» Work to be completed: Say how many lines hold the string "Experiment"; please write nothing but the number.

(Figure data in JSON)
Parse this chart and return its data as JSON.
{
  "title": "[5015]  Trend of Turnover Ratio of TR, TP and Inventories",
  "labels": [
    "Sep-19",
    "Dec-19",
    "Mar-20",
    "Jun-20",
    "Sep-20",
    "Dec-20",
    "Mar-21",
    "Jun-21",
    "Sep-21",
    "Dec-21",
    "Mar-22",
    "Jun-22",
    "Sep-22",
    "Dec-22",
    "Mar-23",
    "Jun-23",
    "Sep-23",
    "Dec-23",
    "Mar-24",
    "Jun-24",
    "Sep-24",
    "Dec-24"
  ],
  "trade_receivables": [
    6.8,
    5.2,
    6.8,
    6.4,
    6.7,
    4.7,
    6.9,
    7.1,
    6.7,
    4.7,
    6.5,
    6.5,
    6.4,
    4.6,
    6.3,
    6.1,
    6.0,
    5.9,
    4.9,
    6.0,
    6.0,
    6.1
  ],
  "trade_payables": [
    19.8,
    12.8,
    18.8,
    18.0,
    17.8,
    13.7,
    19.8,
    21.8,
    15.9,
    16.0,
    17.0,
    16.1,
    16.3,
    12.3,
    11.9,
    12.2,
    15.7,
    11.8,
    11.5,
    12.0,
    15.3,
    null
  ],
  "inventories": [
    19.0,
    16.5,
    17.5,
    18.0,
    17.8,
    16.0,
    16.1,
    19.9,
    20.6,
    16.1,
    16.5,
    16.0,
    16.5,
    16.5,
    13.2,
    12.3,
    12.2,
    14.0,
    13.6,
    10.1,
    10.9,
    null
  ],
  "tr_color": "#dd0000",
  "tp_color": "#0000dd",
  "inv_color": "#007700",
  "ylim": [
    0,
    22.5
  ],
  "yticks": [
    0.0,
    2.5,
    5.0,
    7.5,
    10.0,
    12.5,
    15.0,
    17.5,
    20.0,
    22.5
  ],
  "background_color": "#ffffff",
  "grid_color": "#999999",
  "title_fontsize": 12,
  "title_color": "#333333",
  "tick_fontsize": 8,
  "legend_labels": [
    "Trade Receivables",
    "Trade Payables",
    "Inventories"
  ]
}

--

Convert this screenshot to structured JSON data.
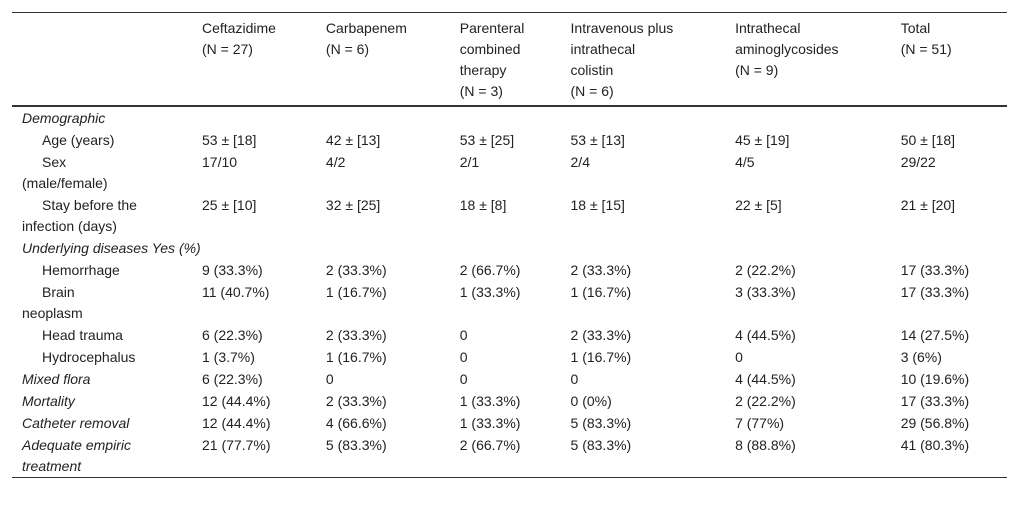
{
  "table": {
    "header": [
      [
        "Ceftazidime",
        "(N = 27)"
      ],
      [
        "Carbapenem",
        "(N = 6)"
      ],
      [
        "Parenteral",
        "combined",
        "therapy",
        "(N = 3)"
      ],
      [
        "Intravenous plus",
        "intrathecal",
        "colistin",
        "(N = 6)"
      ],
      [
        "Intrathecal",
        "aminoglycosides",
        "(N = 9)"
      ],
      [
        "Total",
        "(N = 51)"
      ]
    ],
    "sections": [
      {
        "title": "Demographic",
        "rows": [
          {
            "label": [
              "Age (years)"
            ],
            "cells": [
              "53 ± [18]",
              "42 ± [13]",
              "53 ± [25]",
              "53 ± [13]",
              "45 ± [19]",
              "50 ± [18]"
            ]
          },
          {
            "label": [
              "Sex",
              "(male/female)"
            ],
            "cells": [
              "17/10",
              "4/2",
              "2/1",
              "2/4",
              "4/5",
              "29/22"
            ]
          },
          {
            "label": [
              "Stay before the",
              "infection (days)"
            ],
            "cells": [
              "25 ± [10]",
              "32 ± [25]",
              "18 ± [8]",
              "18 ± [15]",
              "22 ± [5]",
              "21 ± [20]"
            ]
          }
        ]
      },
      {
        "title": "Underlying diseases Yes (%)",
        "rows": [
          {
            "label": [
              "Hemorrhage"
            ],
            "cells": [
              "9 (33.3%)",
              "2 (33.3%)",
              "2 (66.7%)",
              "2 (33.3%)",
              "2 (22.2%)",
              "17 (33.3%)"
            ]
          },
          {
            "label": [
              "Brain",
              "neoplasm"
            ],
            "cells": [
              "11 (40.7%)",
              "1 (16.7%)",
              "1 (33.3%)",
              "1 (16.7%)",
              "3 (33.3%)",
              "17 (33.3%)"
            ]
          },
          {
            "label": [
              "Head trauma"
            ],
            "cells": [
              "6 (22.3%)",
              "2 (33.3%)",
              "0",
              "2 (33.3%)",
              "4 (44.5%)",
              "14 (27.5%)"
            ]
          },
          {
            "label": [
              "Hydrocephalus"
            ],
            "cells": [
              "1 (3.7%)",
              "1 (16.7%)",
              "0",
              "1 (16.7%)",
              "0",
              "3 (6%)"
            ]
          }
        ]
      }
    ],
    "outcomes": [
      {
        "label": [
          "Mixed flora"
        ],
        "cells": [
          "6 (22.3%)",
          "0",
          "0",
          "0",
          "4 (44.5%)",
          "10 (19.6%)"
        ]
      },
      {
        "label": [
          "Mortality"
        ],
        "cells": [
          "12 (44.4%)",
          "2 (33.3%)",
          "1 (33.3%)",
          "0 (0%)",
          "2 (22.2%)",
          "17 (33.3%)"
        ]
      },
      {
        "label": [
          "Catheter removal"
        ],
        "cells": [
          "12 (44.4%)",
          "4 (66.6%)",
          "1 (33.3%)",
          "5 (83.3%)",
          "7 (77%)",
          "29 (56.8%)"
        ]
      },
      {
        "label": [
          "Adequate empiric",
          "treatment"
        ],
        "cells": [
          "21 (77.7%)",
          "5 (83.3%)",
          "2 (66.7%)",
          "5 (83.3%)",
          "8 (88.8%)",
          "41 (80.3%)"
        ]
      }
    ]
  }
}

==

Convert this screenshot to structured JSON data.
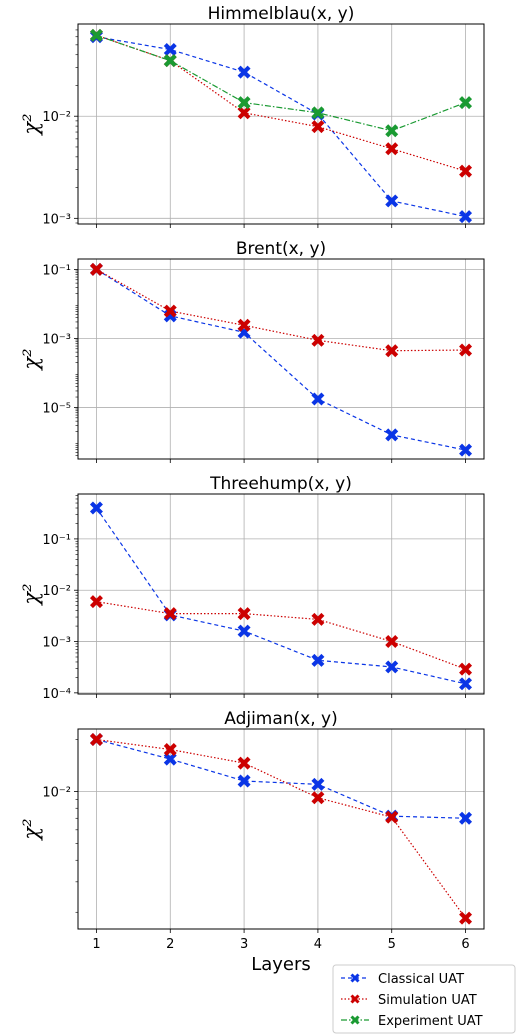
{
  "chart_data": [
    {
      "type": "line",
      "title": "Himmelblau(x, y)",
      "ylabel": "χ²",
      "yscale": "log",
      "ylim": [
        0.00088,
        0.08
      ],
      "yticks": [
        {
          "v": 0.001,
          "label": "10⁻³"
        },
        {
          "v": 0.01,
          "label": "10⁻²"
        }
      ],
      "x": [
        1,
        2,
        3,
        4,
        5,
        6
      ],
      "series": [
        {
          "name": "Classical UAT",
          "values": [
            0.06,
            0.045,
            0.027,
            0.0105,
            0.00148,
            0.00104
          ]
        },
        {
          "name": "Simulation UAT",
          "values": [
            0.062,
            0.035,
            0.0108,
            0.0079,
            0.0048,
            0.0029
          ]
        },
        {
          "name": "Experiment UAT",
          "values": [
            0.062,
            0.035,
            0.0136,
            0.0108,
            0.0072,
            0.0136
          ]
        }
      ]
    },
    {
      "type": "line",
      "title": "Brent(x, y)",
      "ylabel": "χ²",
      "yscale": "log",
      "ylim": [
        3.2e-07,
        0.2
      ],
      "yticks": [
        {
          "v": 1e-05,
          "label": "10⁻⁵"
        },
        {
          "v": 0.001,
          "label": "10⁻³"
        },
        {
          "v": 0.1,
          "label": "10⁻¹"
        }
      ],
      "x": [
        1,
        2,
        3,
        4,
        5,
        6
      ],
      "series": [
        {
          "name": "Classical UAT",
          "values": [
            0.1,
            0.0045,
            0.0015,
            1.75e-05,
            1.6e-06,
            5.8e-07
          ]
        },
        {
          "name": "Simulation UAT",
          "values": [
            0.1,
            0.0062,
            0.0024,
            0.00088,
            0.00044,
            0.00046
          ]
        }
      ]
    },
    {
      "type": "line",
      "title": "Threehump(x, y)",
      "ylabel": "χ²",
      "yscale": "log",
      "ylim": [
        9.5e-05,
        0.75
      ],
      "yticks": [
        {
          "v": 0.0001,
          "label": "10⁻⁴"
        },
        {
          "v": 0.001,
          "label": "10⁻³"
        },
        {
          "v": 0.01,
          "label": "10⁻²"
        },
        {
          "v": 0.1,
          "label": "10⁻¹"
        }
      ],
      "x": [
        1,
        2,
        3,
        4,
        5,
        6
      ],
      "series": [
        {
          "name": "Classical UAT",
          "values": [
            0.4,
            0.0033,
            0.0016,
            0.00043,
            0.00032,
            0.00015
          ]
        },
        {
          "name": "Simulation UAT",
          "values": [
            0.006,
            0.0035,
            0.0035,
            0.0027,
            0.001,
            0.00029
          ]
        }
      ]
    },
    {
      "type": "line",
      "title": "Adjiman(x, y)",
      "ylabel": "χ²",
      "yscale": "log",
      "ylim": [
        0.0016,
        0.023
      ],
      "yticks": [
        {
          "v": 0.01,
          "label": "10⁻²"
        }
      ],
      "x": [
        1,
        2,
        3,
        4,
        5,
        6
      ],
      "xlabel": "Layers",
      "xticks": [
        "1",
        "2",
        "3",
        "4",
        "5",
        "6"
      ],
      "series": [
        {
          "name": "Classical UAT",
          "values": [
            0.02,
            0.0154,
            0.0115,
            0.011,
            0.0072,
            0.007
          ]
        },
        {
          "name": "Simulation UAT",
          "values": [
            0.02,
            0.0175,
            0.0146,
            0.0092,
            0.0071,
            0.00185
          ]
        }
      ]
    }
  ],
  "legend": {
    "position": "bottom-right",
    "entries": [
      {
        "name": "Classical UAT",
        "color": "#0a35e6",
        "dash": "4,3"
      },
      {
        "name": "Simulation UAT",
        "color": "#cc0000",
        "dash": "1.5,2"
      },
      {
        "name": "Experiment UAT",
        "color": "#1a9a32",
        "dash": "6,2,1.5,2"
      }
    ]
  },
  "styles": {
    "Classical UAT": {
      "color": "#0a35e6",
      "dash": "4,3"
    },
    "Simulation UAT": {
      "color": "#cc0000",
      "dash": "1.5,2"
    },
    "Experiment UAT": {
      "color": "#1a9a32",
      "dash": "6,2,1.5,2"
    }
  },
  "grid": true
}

» Full answer: 3